---- PROVIDED INFORMATION
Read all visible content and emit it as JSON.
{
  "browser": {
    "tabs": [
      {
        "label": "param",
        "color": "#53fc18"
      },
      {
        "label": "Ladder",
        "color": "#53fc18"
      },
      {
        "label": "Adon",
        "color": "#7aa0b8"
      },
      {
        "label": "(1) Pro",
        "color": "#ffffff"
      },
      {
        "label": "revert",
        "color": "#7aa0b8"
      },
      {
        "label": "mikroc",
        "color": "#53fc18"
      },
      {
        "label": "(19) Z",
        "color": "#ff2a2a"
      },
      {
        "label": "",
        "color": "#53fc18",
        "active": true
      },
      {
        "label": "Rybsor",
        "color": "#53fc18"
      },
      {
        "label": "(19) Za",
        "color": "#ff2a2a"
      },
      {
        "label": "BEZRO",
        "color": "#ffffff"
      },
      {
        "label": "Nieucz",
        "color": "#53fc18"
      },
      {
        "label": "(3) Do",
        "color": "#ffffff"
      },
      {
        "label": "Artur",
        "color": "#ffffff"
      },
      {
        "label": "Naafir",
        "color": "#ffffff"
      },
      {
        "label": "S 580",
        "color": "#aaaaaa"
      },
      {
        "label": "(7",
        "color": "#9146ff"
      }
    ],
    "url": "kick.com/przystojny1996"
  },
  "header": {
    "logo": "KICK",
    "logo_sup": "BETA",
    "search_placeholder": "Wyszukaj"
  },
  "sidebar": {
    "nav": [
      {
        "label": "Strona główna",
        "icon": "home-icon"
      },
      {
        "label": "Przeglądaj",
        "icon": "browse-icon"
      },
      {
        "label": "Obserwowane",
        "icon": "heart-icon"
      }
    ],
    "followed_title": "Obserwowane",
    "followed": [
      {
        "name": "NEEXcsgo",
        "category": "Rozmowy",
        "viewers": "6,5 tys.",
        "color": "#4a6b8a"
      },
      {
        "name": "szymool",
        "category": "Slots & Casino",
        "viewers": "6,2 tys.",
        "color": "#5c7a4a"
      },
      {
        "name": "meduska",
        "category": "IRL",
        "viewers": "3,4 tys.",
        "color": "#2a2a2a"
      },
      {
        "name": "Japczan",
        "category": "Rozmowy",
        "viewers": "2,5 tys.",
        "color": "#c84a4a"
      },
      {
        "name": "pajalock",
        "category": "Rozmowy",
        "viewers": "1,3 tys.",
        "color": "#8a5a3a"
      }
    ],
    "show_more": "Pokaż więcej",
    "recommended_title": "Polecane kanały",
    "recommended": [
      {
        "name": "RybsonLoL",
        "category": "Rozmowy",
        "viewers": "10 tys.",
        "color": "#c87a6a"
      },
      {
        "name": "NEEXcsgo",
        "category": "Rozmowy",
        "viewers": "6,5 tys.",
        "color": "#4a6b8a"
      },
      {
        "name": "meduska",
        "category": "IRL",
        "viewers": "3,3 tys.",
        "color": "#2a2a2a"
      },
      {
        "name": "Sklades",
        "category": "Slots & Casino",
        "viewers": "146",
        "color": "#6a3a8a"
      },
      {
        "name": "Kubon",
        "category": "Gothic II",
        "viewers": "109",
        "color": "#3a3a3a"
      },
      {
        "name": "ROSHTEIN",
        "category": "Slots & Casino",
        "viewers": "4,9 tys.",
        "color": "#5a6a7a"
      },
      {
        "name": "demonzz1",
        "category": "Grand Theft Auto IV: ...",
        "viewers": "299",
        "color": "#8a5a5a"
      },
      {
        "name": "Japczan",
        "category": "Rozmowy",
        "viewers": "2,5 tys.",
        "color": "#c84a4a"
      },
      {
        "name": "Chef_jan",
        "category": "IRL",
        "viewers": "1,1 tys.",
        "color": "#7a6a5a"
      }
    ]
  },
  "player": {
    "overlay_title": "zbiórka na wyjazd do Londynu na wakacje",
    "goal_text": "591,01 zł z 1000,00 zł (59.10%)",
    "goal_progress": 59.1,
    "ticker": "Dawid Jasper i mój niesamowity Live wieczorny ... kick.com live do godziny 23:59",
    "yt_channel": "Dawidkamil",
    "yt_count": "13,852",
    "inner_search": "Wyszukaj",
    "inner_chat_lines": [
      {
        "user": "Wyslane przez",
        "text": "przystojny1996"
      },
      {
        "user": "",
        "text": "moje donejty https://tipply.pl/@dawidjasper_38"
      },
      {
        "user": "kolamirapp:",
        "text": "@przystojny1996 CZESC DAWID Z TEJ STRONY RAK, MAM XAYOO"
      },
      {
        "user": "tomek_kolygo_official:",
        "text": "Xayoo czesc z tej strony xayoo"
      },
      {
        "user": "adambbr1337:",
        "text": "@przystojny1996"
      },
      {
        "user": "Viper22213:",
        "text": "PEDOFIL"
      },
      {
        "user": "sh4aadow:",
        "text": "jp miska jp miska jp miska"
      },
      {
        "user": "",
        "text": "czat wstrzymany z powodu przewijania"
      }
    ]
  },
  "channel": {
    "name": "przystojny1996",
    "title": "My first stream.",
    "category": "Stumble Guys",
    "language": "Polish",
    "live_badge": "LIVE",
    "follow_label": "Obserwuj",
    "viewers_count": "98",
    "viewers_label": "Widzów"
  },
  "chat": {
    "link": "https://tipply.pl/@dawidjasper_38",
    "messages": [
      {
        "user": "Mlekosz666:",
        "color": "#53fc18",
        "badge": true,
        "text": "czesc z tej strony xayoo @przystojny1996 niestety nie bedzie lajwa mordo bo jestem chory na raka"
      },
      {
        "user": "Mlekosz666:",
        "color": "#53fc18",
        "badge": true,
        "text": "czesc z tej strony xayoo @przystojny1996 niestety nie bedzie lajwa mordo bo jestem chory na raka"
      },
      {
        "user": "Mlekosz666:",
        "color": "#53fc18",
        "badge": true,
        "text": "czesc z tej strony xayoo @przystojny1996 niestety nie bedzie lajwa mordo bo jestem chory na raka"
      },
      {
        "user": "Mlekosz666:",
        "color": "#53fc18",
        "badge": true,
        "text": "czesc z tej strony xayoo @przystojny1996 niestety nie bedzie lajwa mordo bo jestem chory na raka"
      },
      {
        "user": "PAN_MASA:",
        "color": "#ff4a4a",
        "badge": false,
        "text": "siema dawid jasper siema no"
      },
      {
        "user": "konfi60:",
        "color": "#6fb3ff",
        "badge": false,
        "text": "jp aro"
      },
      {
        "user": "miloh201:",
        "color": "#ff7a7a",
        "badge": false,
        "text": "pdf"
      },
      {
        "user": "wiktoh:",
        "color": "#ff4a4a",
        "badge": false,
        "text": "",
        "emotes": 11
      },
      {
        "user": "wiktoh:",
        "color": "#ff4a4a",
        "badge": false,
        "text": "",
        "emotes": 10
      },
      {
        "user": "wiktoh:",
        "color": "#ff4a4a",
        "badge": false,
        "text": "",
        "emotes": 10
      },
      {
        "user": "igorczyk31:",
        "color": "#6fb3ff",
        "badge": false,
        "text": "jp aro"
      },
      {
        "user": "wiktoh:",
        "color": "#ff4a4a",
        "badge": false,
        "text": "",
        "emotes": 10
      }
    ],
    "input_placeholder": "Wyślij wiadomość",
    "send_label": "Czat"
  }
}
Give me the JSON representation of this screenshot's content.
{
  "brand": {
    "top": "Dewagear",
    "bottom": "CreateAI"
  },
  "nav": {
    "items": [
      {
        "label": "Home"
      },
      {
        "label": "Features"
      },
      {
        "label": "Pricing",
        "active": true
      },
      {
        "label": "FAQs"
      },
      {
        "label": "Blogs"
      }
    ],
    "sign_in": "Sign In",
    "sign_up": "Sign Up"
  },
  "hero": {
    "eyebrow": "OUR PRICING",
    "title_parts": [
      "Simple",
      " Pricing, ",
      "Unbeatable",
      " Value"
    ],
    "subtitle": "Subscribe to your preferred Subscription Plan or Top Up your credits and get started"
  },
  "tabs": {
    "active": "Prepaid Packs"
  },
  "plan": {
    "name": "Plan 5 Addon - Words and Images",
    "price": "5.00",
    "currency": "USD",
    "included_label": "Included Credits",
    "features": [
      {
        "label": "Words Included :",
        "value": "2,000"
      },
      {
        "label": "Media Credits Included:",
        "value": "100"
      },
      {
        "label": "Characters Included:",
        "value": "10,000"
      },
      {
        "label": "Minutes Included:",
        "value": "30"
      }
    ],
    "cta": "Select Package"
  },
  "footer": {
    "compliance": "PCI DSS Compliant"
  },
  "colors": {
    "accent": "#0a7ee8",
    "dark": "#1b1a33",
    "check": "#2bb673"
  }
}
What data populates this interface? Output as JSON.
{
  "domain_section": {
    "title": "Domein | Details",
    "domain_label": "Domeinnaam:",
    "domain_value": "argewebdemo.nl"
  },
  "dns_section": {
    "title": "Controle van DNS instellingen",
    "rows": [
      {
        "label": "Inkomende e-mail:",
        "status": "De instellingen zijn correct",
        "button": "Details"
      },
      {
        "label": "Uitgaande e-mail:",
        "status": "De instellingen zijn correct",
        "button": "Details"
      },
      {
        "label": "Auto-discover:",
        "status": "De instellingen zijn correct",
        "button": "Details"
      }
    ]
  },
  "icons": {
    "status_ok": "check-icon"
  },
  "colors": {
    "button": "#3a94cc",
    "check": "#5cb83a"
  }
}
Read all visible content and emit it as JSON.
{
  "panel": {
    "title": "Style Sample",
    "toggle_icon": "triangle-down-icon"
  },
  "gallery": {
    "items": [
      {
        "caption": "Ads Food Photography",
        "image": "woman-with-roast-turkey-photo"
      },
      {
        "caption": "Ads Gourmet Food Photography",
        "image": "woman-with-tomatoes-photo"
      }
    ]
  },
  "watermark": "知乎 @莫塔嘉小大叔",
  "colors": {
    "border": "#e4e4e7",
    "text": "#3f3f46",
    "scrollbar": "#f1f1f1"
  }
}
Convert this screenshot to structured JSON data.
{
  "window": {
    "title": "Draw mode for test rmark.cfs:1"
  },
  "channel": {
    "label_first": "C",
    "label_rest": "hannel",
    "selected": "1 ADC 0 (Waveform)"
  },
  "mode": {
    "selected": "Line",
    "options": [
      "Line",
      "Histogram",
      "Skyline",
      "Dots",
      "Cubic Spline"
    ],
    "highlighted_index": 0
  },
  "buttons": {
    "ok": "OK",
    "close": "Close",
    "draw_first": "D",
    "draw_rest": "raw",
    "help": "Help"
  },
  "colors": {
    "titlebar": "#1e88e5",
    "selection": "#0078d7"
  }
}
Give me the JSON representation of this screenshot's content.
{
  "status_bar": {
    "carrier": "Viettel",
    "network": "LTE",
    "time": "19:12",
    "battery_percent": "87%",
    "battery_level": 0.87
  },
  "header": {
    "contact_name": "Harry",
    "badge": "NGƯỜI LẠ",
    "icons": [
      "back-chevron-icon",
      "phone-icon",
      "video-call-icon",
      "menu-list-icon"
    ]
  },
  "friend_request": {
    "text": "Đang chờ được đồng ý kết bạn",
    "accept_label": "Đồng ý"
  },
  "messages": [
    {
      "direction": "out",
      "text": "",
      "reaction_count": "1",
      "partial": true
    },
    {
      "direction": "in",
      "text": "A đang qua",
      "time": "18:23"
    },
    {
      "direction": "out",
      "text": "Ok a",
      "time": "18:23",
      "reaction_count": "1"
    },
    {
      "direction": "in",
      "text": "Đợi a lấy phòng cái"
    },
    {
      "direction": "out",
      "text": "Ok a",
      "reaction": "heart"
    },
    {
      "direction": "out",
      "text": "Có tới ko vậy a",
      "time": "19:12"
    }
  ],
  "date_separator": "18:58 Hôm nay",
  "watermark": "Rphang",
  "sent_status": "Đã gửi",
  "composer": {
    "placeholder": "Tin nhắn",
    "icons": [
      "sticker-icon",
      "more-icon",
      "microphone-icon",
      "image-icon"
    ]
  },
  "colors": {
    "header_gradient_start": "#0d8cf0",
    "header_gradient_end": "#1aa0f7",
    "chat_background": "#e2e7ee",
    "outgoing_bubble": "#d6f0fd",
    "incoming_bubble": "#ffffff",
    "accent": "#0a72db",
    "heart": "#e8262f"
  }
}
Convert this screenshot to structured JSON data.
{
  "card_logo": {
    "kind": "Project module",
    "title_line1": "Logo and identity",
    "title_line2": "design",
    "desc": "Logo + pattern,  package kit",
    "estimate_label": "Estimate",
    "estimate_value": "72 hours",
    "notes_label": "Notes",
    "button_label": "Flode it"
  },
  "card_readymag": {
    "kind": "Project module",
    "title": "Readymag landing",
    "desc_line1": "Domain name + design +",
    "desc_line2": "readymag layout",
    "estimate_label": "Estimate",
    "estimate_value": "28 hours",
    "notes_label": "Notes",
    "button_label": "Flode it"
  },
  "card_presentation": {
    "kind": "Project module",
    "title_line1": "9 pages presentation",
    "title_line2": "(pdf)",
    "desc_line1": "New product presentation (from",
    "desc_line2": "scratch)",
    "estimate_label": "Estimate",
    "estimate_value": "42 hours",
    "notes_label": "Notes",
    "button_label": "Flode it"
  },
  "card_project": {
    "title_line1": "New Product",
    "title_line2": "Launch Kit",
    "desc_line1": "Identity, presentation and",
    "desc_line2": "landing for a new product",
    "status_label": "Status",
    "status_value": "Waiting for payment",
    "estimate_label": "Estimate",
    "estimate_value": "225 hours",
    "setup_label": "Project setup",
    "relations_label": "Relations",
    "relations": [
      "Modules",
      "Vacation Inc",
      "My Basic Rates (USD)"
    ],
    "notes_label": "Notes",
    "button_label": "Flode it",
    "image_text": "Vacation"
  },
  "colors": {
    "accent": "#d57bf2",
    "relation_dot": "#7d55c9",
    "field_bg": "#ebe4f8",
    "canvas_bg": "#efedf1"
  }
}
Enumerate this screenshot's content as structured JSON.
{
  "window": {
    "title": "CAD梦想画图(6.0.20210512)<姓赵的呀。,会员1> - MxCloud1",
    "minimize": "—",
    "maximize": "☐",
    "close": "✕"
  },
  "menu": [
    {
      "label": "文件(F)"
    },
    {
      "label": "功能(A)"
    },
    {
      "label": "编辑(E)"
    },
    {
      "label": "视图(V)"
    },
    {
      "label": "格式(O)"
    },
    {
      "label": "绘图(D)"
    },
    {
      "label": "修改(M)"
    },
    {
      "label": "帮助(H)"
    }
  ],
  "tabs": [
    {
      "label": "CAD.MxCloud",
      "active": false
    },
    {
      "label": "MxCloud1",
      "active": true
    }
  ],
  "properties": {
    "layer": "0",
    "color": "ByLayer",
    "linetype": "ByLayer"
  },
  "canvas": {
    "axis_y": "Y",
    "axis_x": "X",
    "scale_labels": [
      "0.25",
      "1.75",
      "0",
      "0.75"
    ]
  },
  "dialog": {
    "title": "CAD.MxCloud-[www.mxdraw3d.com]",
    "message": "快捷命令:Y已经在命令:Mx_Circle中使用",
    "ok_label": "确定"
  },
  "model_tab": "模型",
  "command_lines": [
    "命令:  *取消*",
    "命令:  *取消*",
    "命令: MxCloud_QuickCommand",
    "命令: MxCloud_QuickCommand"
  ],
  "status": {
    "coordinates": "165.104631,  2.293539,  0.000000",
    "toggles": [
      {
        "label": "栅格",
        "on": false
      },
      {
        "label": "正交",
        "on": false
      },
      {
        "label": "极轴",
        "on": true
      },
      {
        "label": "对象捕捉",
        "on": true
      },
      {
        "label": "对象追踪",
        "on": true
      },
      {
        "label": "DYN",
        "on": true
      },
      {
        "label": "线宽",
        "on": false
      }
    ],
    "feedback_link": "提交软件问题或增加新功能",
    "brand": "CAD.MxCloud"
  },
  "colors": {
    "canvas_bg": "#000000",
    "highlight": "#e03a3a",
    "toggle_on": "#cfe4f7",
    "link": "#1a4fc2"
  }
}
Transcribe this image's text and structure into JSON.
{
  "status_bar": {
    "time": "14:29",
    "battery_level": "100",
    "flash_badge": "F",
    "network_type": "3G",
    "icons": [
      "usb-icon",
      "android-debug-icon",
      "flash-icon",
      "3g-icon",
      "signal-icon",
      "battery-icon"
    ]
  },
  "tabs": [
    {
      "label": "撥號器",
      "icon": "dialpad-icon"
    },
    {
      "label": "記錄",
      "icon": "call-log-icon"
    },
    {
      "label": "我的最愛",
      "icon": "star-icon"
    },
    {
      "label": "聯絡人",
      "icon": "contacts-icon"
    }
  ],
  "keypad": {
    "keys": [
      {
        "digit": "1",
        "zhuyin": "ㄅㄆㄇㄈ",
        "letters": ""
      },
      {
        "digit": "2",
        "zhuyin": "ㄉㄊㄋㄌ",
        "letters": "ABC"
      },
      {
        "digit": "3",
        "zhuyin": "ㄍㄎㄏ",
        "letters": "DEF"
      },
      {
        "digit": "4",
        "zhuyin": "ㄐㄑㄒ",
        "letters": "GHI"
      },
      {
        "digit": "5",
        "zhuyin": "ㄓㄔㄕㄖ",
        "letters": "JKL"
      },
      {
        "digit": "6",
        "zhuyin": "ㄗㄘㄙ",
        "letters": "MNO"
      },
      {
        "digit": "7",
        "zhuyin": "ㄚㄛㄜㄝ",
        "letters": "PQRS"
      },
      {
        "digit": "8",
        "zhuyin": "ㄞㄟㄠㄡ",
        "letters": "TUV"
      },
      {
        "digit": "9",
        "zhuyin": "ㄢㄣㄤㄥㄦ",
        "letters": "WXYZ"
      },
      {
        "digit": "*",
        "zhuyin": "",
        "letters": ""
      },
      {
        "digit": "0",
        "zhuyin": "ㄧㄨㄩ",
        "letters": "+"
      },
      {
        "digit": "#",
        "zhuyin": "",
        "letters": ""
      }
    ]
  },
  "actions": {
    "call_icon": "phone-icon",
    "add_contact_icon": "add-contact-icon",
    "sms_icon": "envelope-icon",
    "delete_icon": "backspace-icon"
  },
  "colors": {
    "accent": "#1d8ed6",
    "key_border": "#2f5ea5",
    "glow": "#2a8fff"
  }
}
--------
■ **SHORT TASK**
In the material above, show every line where the word "Auto" turns up.

■ **OUTPUT**
        "category": "Grand Theft Auto IV: ...",
        "label": "Auto-discover:",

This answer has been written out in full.